Jobs:
1. Write out the passage of the aquarium forum thread between "I know hc loves" and "it in clumps.", inclusive.
2. Pick up the aquarium forum thread where it stops and write what comes next.

Text to read:
I dunno, but I'm eager to find out for myself. Supposedly this method avoids all the usual problems with new tanks, such as algae.


----------



## trfjason (Aug 10, 2006)

About the filling the water up to the substrate, I am guessing you are referring to the post made by Barr. I guess his way will work since you are suppose to use a glass or something clear to cover the aquarium, therefore, it will remain humid inside. It will then allow the plants to make the transition to immersed without having leats melting.


----------



## Johnny Relentless (Sep 2, 2007)

Yes, exactly.


----------



## RachPreach (Jan 16, 2006)

I know hc loves excel. Should it be just added to the whole tank or squirted directly on the hc with a syringe?


----------



## Robert H (Apr 3, 2003)

> I also think you will have better luck planting it in clumps.

Extracted information:
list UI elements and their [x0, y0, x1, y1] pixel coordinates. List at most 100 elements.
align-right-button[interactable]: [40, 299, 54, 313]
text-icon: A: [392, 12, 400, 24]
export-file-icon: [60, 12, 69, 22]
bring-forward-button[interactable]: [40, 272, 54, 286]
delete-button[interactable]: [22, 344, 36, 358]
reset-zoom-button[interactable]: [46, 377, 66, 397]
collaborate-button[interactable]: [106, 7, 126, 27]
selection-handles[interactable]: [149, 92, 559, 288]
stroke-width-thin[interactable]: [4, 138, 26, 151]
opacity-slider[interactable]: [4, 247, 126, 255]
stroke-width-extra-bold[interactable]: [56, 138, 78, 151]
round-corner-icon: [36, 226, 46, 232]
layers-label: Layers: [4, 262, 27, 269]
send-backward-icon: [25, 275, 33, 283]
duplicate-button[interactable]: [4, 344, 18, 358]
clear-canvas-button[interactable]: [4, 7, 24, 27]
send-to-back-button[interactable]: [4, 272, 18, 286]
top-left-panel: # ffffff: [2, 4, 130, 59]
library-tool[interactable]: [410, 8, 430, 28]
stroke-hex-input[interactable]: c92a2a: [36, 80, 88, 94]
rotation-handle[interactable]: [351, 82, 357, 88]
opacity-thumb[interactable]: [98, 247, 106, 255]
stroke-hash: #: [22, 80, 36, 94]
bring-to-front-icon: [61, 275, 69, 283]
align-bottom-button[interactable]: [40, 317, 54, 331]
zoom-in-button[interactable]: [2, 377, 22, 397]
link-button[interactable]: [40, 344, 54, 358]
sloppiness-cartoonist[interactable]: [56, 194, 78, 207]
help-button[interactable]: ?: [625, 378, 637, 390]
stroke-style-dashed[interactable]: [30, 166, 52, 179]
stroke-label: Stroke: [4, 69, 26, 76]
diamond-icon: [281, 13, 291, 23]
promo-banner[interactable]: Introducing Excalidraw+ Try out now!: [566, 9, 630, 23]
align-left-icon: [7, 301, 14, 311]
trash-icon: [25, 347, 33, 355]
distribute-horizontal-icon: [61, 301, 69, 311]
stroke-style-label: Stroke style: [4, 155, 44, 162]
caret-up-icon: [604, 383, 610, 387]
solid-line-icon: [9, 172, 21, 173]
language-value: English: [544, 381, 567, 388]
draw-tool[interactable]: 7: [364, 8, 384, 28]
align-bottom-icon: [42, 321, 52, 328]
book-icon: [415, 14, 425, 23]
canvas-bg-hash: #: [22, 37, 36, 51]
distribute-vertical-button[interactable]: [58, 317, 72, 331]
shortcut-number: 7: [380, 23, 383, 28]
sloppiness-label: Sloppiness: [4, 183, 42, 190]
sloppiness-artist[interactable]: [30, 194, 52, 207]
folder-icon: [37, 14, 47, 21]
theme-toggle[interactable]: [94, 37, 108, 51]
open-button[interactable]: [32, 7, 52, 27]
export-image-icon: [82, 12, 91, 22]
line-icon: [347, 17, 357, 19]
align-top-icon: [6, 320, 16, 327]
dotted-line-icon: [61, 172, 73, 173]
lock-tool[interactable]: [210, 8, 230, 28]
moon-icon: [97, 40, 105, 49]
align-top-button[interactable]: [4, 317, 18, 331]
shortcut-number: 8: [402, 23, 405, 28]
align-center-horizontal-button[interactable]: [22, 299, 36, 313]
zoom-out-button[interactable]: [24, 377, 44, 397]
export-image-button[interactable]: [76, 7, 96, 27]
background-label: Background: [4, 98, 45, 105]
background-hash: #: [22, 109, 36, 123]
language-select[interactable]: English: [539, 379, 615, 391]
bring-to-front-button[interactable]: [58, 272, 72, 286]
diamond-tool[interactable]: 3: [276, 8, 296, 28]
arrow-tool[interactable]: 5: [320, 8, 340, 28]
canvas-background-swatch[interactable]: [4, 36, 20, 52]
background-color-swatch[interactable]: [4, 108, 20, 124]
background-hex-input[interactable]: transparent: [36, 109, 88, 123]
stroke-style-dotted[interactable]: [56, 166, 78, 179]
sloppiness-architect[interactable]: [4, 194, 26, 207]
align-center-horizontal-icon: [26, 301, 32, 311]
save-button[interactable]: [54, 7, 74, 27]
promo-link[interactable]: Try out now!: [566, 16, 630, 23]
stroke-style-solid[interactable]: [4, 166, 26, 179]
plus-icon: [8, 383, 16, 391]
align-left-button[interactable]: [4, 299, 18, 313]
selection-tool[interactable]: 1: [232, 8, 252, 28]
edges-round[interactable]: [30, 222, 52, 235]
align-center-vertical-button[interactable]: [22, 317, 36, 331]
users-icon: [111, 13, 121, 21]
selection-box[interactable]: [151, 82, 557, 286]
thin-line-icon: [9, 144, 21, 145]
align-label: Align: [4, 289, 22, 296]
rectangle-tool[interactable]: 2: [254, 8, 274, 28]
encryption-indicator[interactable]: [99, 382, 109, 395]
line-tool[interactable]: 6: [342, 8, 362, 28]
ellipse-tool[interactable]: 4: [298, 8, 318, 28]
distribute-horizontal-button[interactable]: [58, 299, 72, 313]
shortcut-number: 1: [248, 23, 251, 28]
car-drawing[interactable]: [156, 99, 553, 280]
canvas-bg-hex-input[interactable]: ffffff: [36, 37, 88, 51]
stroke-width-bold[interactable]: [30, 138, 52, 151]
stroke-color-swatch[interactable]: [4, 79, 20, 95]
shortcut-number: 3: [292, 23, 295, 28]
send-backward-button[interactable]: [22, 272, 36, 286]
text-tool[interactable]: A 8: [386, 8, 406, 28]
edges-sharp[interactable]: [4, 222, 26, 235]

* * *

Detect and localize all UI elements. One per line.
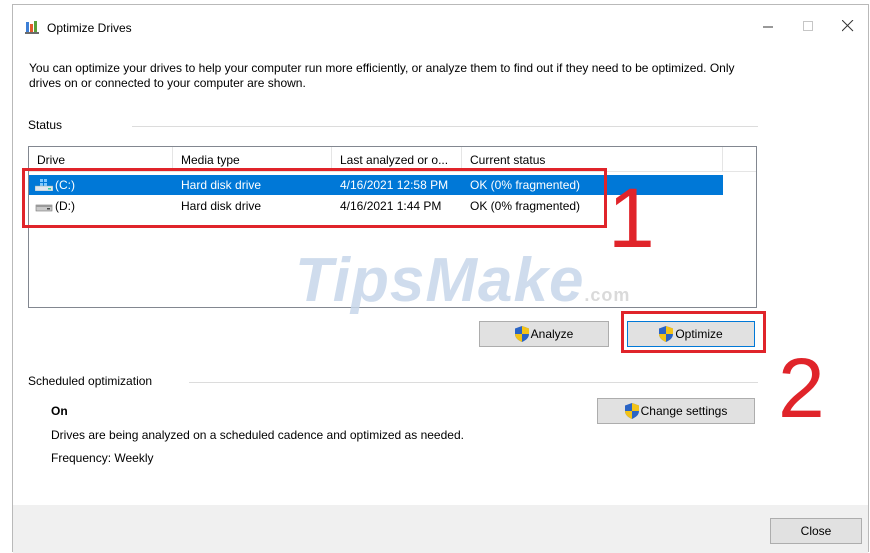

Solved problems:
1.
I know hc loves excel. Should it be just added to the whole tank or squirted directly on the hc with a syringe?


----------



## Robert H (Apr 3, 2003)

> I also think you will have better luck planting it in clumps.

2.
Yeah, planting it just a few stems at a time is ridiculous! (no offense intended) Small clumps is fine. Large clumps is fine. You could have even planted the whole piece as it was. It's just the more you spread it out, the larger an area you can cover faster because it will fill in the gaps as it grows. 

Your lighting and other conditions will play the greatest role in how it grows, not how you plant it.


----------



## ianiwane (Sep 7, 2004)

Robert H said:


> Yeah, planting it just a few stems at a time is ridiculous! (no offense intended) Small clumps is fine. Large clumps is fine. You could have even planted the whole piece as it was. It's just the more you spread it out, the larger an area you can cover faster because it will fill in the gaps as it grows.
> 
> Your lighting and other conditions will play the greatest role in how it grows, not how you plant it.


Have you ever planted it? HC that is planted bare in clumps get uprooted a lot easier than HC planted in few strand pieces. HC is a pretty buoyant plant. People that have problems with HC uprooting are normally planting them in too large of clumps. Sometimes its not only about growth. There may be other reasons to the madness.


----------



## Robert H (Apr 3, 2003)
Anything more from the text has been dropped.